**GIVEN PROBLEM**
The records underneath are to be repeated exactly, with the pictures left out.

**SUPPLIED MATERIAL**
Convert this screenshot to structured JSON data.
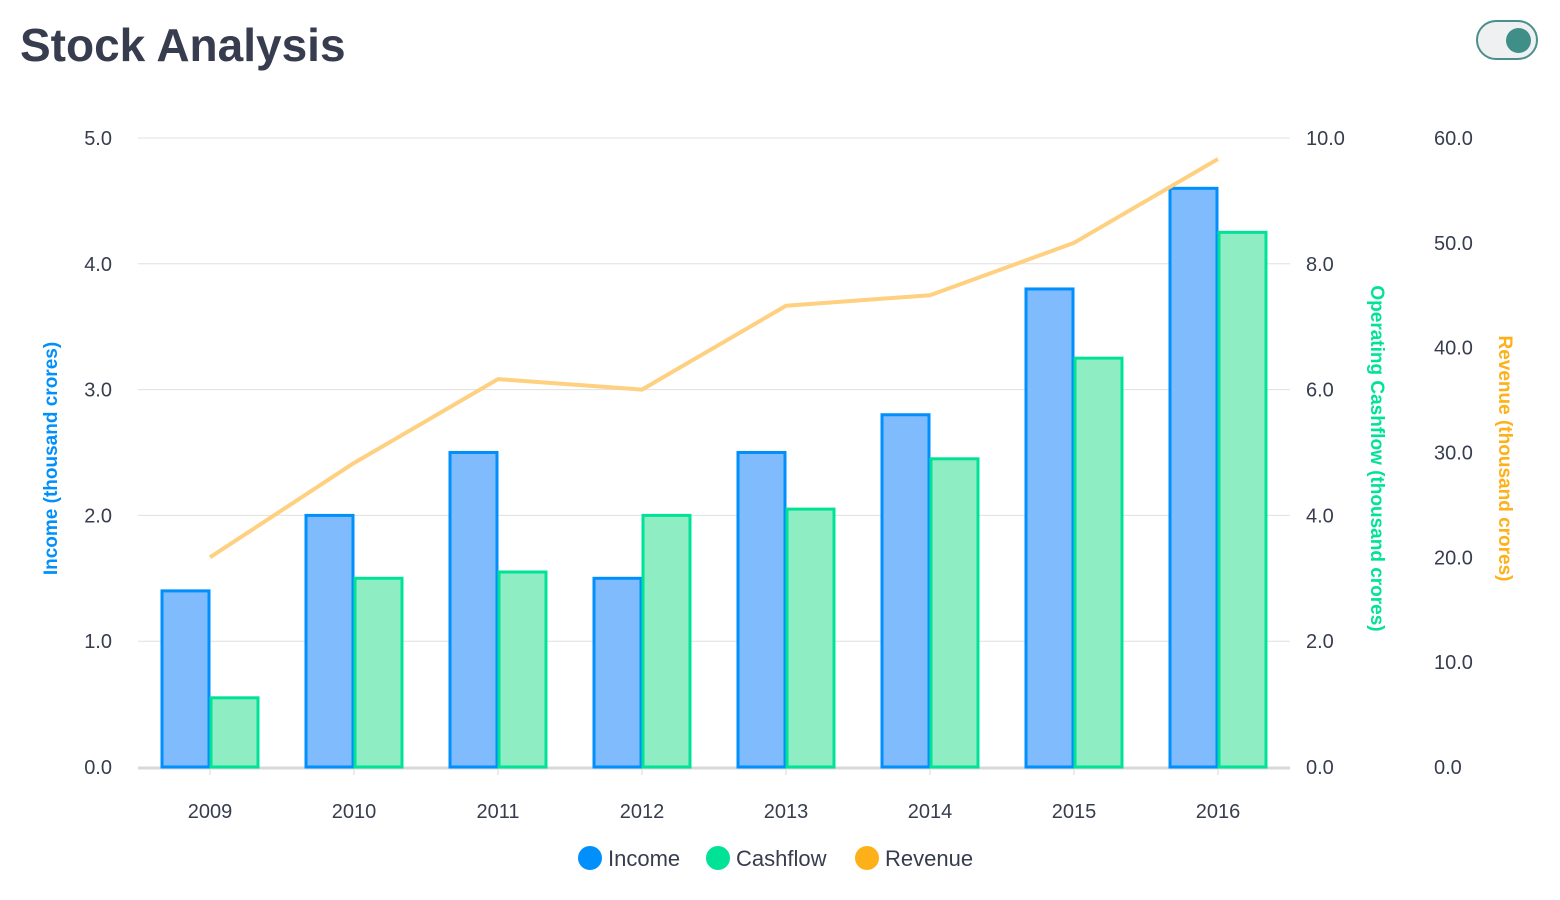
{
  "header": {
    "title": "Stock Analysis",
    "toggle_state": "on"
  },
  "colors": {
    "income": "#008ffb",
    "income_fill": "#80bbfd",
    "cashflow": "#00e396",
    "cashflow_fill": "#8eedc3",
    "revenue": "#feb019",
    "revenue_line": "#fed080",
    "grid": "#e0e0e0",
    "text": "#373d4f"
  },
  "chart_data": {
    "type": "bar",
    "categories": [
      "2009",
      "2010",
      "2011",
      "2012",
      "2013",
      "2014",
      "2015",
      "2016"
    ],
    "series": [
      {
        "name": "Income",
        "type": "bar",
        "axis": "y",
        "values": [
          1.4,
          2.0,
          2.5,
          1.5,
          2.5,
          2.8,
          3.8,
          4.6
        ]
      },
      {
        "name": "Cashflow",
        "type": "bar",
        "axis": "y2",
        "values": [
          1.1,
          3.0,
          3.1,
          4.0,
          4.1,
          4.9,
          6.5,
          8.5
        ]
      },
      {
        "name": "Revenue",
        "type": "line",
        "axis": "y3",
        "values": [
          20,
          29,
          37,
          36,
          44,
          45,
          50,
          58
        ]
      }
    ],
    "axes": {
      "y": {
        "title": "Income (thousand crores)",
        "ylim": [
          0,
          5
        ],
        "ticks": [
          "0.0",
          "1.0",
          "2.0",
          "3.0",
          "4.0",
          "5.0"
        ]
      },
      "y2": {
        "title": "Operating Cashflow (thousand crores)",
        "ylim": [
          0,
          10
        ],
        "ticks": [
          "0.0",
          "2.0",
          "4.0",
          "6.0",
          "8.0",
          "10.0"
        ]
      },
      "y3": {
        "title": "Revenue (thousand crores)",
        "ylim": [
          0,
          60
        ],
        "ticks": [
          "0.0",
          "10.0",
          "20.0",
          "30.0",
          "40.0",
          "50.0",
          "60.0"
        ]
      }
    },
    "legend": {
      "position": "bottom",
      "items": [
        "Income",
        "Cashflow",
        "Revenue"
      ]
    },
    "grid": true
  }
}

**EXERCISE RESPONSE**
Convert this screenshot to structured JSON data.
{
  "header": {
    "title": "Stock Analysis",
    "toggle_state": "on"
  },
  "colors": {
    "income": "#008ffb",
    "income_fill": "#80bbfd",
    "cashflow": "#00e396",
    "cashflow_fill": "#8eedc3",
    "revenue": "#feb019",
    "revenue_line": "#fed080",
    "grid": "#e0e0e0",
    "text": "#373d4f"
  },
  "chart_data": {
    "type": "bar",
    "categories": [
      "2009",
      "2010",
      "2011",
      "2012",
      "2013",
      "2014",
      "2015",
      "2016"
    ],
    "series": [
      {
        "name": "Income",
        "type": "bar",
        "axis": "y",
        "values": [
          1.4,
          2.0,
          2.5,
          1.5,
          2.5,
          2.8,
          3.8,
          4.6
        ]
      },
      {
        "name": "Cashflow",
        "type": "bar",
        "axis": "y2",
        "values": [
          1.1,
          3.0,
          3.1,
          4.0,
          4.1,
          4.9,
          6.5,
          8.5
        ]
      },
      {
        "name": "Revenue",
        "type": "line",
        "axis": "y3",
        "values": [
          20,
          29,
          37,
          36,
          44,
          45,
          50,
          58
        ]
      }
    ],
    "axes": {
      "y": {
        "title": "Income (thousand crores)",
        "ylim": [
          0,
          5
        ],
        "ticks": [
          "0.0",
          "1.0",
          "2.0",
          "3.0",
          "4.0",
          "5.0"
        ]
      },
      "y2": {
        "title": "Operating Cashflow (thousand crores)",
        "ylim": [
          0,
          10
        ],
        "ticks": [
          "0.0",
          "2.0",
          "4.0",
          "6.0",
          "8.0",
          "10.0"
        ]
      },
      "y3": {
        "title": "Revenue (thousand crores)",
        "ylim": [
          0,
          60
        ],
        "ticks": [
          "0.0",
          "10.0",
          "20.0",
          "30.0",
          "40.0",
          "50.0",
          "60.0"
        ]
      }
    },
    "legend": {
      "position": "bottom",
      "items": [
        "Income",
        "Cashflow",
        "Revenue"
      ]
    },
    "grid": true
  }
}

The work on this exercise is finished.